--- begin Exercise material ---
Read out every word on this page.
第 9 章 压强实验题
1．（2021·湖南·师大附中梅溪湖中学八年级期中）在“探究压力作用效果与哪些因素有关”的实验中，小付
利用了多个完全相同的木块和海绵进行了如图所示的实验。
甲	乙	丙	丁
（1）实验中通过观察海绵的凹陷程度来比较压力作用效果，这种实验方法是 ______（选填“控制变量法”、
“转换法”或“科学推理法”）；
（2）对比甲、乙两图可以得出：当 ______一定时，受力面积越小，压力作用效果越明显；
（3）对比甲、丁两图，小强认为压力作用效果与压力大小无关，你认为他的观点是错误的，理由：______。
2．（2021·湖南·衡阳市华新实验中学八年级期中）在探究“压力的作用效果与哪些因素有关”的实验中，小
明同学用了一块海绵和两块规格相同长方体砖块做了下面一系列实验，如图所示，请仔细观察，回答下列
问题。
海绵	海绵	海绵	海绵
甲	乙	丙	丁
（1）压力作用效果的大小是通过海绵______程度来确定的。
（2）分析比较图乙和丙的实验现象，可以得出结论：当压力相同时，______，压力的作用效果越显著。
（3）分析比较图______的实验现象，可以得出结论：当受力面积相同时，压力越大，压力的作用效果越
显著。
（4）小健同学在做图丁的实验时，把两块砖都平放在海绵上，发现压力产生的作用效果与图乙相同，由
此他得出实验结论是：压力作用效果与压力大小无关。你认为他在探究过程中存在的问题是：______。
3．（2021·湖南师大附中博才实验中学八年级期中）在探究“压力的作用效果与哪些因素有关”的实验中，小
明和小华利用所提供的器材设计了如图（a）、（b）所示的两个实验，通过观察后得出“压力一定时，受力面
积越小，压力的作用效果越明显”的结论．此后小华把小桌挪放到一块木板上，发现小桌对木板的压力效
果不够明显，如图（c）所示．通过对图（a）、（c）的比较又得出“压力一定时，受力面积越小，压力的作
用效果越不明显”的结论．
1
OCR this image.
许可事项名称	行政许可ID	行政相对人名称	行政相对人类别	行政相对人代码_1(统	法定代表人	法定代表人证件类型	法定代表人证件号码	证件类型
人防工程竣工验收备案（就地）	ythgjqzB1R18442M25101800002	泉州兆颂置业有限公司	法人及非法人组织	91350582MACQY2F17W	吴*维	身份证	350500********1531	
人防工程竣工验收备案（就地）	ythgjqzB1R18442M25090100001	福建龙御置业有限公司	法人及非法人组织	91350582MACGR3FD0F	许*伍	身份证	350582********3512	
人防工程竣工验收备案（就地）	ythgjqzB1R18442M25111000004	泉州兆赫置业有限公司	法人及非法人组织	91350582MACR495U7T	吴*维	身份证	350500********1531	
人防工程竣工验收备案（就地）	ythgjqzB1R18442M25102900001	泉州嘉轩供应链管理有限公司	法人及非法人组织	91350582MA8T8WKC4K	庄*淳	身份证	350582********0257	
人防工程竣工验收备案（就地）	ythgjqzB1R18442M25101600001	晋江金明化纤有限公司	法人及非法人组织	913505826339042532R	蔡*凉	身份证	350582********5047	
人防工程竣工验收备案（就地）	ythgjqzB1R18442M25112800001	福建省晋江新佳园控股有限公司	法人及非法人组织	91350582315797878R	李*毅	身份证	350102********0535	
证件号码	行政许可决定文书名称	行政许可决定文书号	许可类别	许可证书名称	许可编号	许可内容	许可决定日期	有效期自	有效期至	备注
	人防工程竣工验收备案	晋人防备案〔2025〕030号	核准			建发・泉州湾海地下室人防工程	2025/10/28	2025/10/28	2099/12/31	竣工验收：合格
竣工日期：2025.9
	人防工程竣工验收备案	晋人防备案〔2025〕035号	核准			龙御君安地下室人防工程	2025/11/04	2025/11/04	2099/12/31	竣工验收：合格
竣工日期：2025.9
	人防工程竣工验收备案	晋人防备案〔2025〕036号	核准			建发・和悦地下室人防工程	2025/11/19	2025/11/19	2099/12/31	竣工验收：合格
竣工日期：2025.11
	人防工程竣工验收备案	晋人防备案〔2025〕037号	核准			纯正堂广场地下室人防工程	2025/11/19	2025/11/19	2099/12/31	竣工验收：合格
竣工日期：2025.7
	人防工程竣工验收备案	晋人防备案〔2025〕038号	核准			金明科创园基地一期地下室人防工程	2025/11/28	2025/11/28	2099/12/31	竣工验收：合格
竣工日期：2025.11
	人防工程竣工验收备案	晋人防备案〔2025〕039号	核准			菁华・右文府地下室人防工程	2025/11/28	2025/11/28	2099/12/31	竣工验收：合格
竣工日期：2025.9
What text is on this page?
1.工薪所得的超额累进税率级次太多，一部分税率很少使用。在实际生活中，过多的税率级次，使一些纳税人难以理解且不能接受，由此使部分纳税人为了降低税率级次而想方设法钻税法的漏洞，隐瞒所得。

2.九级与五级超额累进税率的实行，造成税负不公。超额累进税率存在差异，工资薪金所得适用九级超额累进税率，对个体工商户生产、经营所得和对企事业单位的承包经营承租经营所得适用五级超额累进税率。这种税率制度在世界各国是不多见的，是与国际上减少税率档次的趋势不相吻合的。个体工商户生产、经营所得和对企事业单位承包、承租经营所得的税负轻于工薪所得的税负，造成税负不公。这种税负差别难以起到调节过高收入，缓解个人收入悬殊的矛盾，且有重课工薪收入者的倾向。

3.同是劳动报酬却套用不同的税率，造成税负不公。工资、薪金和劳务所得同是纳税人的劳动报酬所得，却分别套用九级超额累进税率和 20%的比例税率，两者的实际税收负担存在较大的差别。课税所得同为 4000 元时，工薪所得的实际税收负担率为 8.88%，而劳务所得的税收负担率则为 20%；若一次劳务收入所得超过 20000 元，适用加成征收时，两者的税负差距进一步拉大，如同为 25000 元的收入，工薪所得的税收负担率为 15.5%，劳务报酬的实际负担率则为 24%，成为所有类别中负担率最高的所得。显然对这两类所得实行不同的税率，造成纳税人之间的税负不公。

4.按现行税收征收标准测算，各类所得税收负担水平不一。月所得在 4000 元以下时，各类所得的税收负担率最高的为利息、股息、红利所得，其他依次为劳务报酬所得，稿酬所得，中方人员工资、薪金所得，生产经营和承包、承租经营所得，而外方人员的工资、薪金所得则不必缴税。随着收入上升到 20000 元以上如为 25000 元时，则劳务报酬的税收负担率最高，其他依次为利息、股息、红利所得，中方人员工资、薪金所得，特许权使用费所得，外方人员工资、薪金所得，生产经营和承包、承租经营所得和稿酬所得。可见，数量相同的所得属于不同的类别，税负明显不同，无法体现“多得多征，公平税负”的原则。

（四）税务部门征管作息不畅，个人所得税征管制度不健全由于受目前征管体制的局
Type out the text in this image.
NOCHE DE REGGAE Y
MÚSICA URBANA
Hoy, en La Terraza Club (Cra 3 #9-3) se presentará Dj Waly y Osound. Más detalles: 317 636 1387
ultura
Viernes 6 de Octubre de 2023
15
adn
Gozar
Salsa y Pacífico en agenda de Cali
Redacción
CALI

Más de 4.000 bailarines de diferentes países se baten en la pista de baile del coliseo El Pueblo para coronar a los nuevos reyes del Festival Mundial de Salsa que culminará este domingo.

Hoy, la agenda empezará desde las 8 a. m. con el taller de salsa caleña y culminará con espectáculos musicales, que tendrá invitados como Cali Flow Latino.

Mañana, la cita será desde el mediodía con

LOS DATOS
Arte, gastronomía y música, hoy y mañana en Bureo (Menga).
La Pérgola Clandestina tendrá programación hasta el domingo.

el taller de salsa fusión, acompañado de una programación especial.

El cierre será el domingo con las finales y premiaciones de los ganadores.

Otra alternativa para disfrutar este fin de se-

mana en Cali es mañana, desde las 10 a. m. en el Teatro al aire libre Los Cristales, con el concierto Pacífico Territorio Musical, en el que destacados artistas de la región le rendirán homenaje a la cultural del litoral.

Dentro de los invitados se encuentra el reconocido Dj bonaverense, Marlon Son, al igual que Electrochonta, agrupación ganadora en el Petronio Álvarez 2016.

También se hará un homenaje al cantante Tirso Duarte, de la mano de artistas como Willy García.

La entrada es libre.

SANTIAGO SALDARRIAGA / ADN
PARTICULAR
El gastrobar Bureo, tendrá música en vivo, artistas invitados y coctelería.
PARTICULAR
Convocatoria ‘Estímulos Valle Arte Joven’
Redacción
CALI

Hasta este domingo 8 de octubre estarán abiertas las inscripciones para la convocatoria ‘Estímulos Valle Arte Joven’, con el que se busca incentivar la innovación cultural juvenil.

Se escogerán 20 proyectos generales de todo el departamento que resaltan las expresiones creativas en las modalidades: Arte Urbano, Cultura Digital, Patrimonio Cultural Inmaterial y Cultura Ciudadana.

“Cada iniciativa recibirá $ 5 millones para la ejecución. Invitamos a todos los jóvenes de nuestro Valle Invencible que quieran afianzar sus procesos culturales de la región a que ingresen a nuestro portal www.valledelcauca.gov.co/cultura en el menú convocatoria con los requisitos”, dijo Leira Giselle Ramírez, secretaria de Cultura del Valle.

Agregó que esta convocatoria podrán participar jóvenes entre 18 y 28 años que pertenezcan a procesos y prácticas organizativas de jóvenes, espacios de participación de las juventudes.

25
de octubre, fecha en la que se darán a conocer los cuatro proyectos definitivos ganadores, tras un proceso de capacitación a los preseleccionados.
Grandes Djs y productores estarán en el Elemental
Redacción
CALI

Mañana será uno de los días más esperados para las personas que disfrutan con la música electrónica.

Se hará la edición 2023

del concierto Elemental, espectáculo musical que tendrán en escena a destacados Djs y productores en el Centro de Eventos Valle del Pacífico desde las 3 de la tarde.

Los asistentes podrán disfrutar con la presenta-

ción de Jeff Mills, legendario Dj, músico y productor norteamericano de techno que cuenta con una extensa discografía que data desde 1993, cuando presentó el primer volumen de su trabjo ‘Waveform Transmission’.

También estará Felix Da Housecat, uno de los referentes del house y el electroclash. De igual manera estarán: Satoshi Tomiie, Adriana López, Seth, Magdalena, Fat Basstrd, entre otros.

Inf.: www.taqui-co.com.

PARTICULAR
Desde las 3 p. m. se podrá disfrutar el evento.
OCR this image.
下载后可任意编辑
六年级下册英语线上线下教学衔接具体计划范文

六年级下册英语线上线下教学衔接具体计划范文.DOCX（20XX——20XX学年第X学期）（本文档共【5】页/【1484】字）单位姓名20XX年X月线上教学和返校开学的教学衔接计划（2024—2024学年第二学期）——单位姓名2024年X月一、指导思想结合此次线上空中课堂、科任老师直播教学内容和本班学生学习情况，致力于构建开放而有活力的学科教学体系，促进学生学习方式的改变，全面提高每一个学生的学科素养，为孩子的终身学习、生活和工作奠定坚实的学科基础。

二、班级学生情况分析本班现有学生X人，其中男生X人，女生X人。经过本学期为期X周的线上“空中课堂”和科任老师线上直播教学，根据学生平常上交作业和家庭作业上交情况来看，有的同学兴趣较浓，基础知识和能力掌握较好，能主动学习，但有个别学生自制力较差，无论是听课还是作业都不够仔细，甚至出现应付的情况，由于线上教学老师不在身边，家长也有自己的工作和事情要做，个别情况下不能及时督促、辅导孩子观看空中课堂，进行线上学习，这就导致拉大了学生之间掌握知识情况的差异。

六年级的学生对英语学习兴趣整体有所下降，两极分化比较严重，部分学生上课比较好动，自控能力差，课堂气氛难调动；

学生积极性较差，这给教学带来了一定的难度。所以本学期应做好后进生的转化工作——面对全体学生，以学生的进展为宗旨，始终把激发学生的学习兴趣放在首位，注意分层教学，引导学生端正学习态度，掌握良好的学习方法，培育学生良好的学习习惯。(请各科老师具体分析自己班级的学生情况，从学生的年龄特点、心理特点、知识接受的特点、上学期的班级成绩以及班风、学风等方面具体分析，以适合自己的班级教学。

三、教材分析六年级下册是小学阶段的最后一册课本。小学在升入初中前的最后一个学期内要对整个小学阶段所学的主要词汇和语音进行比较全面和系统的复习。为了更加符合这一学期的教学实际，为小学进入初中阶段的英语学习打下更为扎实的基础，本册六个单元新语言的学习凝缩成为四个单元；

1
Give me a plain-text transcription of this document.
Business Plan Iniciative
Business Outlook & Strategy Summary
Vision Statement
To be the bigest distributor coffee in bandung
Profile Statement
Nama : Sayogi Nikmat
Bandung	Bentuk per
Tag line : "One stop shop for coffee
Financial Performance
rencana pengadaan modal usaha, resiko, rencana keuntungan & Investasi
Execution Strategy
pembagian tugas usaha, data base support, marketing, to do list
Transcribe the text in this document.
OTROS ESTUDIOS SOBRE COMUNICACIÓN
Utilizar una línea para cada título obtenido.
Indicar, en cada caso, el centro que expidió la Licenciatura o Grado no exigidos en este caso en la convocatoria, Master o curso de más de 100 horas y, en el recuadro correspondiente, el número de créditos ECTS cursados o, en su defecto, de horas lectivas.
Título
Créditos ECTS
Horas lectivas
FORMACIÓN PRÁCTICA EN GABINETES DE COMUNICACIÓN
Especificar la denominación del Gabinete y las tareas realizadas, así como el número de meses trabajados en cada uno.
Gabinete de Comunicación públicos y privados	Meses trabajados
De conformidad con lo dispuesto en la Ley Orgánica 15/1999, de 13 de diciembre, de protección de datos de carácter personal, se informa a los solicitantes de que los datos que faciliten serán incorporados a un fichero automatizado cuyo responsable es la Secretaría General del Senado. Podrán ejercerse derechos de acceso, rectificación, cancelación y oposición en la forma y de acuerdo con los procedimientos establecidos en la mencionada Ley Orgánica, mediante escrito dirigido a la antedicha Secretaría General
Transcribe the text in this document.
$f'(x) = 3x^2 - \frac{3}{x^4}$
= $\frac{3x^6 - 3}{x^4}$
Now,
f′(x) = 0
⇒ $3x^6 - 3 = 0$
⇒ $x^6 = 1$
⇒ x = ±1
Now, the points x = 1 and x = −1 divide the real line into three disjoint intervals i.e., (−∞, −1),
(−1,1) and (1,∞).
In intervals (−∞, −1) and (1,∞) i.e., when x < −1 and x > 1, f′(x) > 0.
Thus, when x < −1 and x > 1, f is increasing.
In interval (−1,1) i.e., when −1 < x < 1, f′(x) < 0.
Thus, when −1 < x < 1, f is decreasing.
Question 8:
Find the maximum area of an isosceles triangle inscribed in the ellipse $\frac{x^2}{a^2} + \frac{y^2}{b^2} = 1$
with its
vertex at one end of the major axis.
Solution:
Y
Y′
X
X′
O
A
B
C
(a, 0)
--- end Exercise material ---
Work to do
Where a line holds the string "法人及非法人组织", copy that line.

Answer to this task
人防工程竣工验收备案（就地）	ythgjqzB1R18442M25101800002	泉州兆颂置业有限公司	法人及非法人组织	91350582MACQY2F17W	吴*维	身份证	350500********1531	
人防工程竣工验收备案（就地）	ythgjqzB1R18442M25090100001	福建龙御置业有限公司	法人及非法人组织	91350582MACGR3FD0F	许*伍	身份证	350582********3512	
人防工程竣工验收备案（就地）	ythgjqzB1R18442M25111000004	泉州兆赫置业有限公司	法人及非法人组织	91350582MACR495U7T	吴*维	身份证	350500********1531	
人防工程竣工验收备案（就地）	ythgjqzB1R18442M25102900001	泉州嘉轩供应链管理有限公司	法人及非法人组织	91350582MA8T8WKC4K	庄*淳	身份证	350582********0257	
人防工程竣工验收备案（就地）	ythgjqzB1R18442M25101600001	晋江金明化纤有限公司	法人及非法人组织	913505826339042532R	蔡*凉	身份证	350582********5047	
人防工程竣工验收备案（就地）	ythgjqzB1R18442M25112800001	福建省晋江新佳园控股有限公司	法人及非法人组织	91350582315797878R	李*毅	身份证	350102********0535	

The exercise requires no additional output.